You are to retype all of the data exactly as it appears.

RECORDS SUPPLIED:
**********

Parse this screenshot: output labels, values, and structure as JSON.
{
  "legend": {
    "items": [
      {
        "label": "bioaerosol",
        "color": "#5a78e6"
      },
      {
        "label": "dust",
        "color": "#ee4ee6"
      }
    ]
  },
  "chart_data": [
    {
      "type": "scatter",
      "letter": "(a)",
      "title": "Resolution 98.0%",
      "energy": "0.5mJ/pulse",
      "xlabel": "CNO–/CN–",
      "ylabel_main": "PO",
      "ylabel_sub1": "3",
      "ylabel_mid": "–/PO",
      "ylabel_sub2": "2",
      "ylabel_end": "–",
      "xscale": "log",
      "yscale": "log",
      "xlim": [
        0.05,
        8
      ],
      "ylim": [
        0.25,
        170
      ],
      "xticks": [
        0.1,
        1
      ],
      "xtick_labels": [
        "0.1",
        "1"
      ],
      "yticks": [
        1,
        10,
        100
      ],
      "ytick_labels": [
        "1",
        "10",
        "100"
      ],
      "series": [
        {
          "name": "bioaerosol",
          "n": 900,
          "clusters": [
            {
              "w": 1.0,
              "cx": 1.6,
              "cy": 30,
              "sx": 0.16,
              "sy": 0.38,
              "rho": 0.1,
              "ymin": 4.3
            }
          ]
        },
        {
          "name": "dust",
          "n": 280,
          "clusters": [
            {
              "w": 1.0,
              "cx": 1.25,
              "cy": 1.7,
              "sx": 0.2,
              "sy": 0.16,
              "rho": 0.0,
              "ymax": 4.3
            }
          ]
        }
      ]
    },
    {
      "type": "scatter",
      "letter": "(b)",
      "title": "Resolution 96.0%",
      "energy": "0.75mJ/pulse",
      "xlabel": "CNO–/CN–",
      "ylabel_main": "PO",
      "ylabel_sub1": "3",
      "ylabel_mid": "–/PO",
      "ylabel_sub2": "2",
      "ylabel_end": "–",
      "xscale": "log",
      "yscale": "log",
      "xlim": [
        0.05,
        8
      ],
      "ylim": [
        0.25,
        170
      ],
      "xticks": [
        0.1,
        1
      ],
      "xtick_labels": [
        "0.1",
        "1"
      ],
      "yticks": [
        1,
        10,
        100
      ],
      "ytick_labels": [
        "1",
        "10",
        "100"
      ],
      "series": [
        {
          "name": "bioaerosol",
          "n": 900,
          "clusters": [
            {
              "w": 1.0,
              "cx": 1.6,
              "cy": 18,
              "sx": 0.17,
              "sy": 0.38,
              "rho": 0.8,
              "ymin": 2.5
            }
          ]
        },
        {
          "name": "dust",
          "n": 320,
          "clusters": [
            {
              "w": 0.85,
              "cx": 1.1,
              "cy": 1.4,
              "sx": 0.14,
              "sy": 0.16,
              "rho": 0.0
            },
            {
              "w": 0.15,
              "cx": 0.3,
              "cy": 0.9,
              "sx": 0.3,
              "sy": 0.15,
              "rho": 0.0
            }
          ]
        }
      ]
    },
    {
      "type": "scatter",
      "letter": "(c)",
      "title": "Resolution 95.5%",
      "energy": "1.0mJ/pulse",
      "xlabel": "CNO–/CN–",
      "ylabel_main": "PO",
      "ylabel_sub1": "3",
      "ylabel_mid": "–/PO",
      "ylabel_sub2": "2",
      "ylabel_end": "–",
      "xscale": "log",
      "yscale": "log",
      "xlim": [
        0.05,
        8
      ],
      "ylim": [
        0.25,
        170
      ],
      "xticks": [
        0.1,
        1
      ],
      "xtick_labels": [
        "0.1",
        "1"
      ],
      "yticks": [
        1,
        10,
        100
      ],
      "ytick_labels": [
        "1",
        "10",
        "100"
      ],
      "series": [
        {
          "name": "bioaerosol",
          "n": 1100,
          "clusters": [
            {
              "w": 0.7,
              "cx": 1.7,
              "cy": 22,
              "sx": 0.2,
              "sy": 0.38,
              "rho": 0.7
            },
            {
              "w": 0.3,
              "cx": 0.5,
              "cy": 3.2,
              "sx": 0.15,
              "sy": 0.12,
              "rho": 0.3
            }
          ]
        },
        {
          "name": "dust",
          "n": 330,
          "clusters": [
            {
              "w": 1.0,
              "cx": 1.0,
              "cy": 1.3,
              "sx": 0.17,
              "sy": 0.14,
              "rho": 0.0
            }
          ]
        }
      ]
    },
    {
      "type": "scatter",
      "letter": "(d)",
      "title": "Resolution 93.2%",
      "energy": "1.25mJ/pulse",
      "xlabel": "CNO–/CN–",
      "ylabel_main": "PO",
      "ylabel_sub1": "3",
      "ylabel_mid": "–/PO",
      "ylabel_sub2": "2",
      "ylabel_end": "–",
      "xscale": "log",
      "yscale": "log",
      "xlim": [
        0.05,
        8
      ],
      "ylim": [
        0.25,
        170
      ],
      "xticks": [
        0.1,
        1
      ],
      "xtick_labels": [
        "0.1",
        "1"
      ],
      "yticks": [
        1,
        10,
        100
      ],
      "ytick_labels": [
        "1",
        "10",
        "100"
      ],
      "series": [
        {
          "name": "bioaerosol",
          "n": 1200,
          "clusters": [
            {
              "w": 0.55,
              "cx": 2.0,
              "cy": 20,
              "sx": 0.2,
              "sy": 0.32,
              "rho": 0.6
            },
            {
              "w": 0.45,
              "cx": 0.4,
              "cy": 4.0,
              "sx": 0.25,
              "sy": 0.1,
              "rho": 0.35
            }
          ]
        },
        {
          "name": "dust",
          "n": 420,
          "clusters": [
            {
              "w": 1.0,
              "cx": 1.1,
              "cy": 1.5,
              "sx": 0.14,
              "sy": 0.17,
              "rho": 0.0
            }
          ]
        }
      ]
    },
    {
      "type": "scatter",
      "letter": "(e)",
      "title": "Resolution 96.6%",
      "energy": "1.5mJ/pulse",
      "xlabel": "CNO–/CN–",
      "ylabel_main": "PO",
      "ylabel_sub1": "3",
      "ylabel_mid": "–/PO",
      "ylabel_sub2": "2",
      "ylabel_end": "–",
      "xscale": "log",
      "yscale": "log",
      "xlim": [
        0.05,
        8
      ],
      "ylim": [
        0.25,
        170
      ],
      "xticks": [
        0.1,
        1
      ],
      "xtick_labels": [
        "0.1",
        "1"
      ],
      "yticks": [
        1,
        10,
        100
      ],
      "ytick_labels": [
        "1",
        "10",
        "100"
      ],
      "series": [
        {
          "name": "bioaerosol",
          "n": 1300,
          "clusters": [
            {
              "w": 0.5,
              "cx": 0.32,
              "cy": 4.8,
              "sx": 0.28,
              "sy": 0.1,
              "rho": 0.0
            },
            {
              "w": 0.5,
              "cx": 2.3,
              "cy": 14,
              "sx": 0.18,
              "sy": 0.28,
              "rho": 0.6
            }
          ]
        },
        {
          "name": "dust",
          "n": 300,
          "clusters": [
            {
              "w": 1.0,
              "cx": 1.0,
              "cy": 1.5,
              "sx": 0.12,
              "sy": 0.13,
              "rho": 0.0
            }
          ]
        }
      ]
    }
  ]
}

**********

EXERCISE ANSWER:
Parse this screenshot: output labels, values, and structure as JSON.
{
  "legend": {
    "items": [
      {
        "label": "bioaerosol",
        "color": "#5a78e6"
      },
      {
        "label": "dust",
        "color": "#ee4ee6"
      }
    ]
  },
  "chart_data": [
    {
      "type": "scatter",
      "letter": "(a)",
      "title": "Resolution 98.0%",
      "energy": "0.5mJ/pulse",
      "xlabel": "CNO–/CN–",
      "ylabel_main": "PO",
      "ylabel_sub1": "3",
      "ylabel_mid": "–/PO",
      "ylabel_sub2": "2",
      "ylabel_end": "–",
      "xscale": "log",
      "yscale": "log",
      "xlim": [
        0.05,
        8
      ],
      "ylim": [
        0.25,
        170
      ],
      "xticks": [
        0.1,
        1
      ],
      "xtick_labels": [
        "0.1",
        "1"
      ],
      "yticks": [
        1,
        10,
        100
      ],
      "ytick_labels": [
        "1",
        "10",
        "100"
      ],
      "series": [
        {
          "name": "bioaerosol",
          "n": 900,
          "clusters": [
            {
              "w": 1.0,
              "cx": 1.6,
              "cy": 30,
              "sx": 0.16,
              "sy": 0.38,
              "rho": 0.1,
              "ymin": 4.3
            }
          ]
        },
        {
          "name": "dust",
          "n": 280,
          "clusters": [
            {
              "w": 1.0,
              "cx": 1.25,
              "cy": 1.7,
              "sx": 0.2,
              "sy": 0.16,
              "rho": 0.0,
              "ymax": 4.3
            }
          ]
        }
      ]
    },
    {
      "type": "scatter",
      "letter": "(b)",
      "title": "Resolution 96.0%",
      "energy": "0.75mJ/pulse",
      "xlabel": "CNO–/CN–",
      "ylabel_main": "PO",
      "ylabel_sub1": "3",
      "ylabel_mid": "–/PO",
      "ylabel_sub2": "2",
      "ylabel_end": "–",
      "xscale": "log",
      "yscale": "log",
      "xlim": [
        0.05,
        8
      ],
      "ylim": [
        0.25,
        170
      ],
      "xticks": [
        0.1,
        1
      ],
      "xtick_labels": [
        "0.1",
        "1"
      ],
      "yticks": [
        1,
        10,
        100
      ],
      "ytick_labels": [
        "1",
        "10",
        "100"
      ],
      "series": [
        {
          "name": "bioaerosol",
          "n": 900,
          "clusters": [
            {
              "w": 1.0,
              "cx": 1.6,
              "cy": 18,
              "sx": 0.17,
              "sy": 0.38,
              "rho": 0.8,
              "ymin": 2.5
            }
          ]
        },
        {
          "name": "dust",
          "n": 320,
          "clusters": [
            {
              "w": 0.85,
              "cx": 1.1,
              "cy": 1.4,
              "sx": 0.14,
              "sy": 0.16,
              "rho": 0.0
            },
            {
              "w": 0.15,
              "cx": 0.3,
              "cy": 0.9,
              "sx": 0.3,
              "sy": 0.15,
              "rho": 0.0
            }
          ]
        }
      ]
    },
    {
      "type": "scatter",
      "letter": "(c)",
      "title": "Resolution 95.5%",
      "energy": "1.0mJ/pulse",
      "xlabel": "CNO–/CN–",
      "ylabel_main": "PO",
      "ylabel_sub1": "3",
      "ylabel_mid": "–/PO",
      "ylabel_sub2": "2",
      "ylabel_end": "–",
      "xscale": "log",
      "yscale": "log",
      "xlim": [
        0.05,
        8
      ],
      "ylim": [
        0.25,
        170
      ],
      "xticks": [
        0.1,
        1
      ],
      "xtick_labels": [
        "0.1",
        "1"
      ],
      "yticks": [
        1,
        10,
        100
      ],
      "ytick_labels": [
        "1",
        "10",
        "100"
      ],
      "series": [
        {
          "name": "bioaerosol",
          "n": 1100,
          "clusters": [
            {
              "w": 0.7,
              "cx": 1.7,
              "cy": 22,
              "sx": 0.2,
              "sy": 0.38,
              "rho": 0.7
            },
            {
              "w": 0.3,
              "cx": 0.5,
              "cy": 3.2,
              "sx": 0.15,
              "sy": 0.12,
              "rho": 0.3
            }
          ]
        },
        {
          "name": "dust",
          "n": 330,
          "clusters": [
            {
              "w": 1.0,
              "cx": 1.0,
              "cy": 1.3,
              "sx": 0.17,
              "sy": 0.14,
              "rho": 0.0
            }
          ]
        }
      ]
    },
    {
      "type": "scatter",
      "letter": "(d)",
      "title": "Resolution 93.2%",
      "energy": "1.25mJ/pulse",
      "xlabel": "CNO–/CN–",
      "ylabel_main": "PO",
      "ylabel_sub1": "3",
      "ylabel_mid": "–/PO",
      "ylabel_sub2": "2",
      "ylabel_end": "–",
      "xscale": "log",
      "yscale": "log",
      "xlim": [
        0.05,
        8
      ],
      "ylim": [
        0.25,
        170
      ],
      "xticks": [
        0.1,
        1
      ],
      "xtick_labels": [
        "0.1",
        "1"
      ],
      "yticks": [
        1,
        10,
        100
      ],
      "ytick_labels": [
        "1",
        "10",
        "100"
      ],
      "series": [
        {
          "name": "bioaerosol",
          "n": 1200,
          "clusters": [
            {
              "w": 0.55,
              "cx": 2.0,
              "cy": 20,
              "sx": 0.2,
              "sy": 0.32,
              "rho": 0.6
            },
            {
              "w": 0.45,
              "cx": 0.4,
              "cy": 4.0,
              "sx": 0.25,
              "sy": 0.1,
              "rho": 0.35
            }
          ]
        },
        {
          "name": "dust",
          "n": 420,
          "clusters": [
            {
              "w": 1.0,
              "cx": 1.1,
              "cy": 1.5,
              "sx": 0.14,
              "sy": 0.17,
              "rho": 0.0
            }
          ]
        }
      ]
    },
    {
      "type": "scatter",
      "letter": "(e)",
      "title": "Resolution 96.6%",
      "energy": "1.5mJ/pulse",
      "xlabel": "CNO–/CN–",
      "ylabel_main": "PO",
      "ylabel_sub1": "3",
      "ylabel_mid": "–/PO",
      "ylabel_sub2": "2",
      "ylabel_end": "–",
      "xscale": "log",
      "yscale": "log",
      "xlim": [
        0.05,
        8
      ],
      "ylim": [
        0.25,
        170
      ],
      "xticks": [
        0.1,
        1
      ],
      "xtick_labels": [
        "0.1",
        "1"
      ],
      "yticks": [
        1,
        10,
        100
      ],
      "ytick_labels": [
        "1",
        "10",
        "100"
      ],
      "series": [
        {
          "name": "bioaerosol",
          "n": 1300,
          "clusters": [
            {
              "w": 0.5,
              "cx": 0.32,
              "cy": 4.8,
              "sx": 0.28,
              "sy": 0.1,
              "rho": 0.0
            },
            {
              "w": 0.5,
              "cx": 2.3,
              "cy": 14,
              "sx": 0.18,
              "sy": 0.28,
              "rho": 0.6
            }
          ]
        },
        {
          "name": "dust",
          "n": 300,
          "clusters": [
            {
              "w": 1.0,
              "cx": 1.0,
              "cy": 1.5,
              "sx": 0.12,
              "sy": 0.13,
              "rho": 0.0
            }
          ]
        }
      ]
    }
  ]
}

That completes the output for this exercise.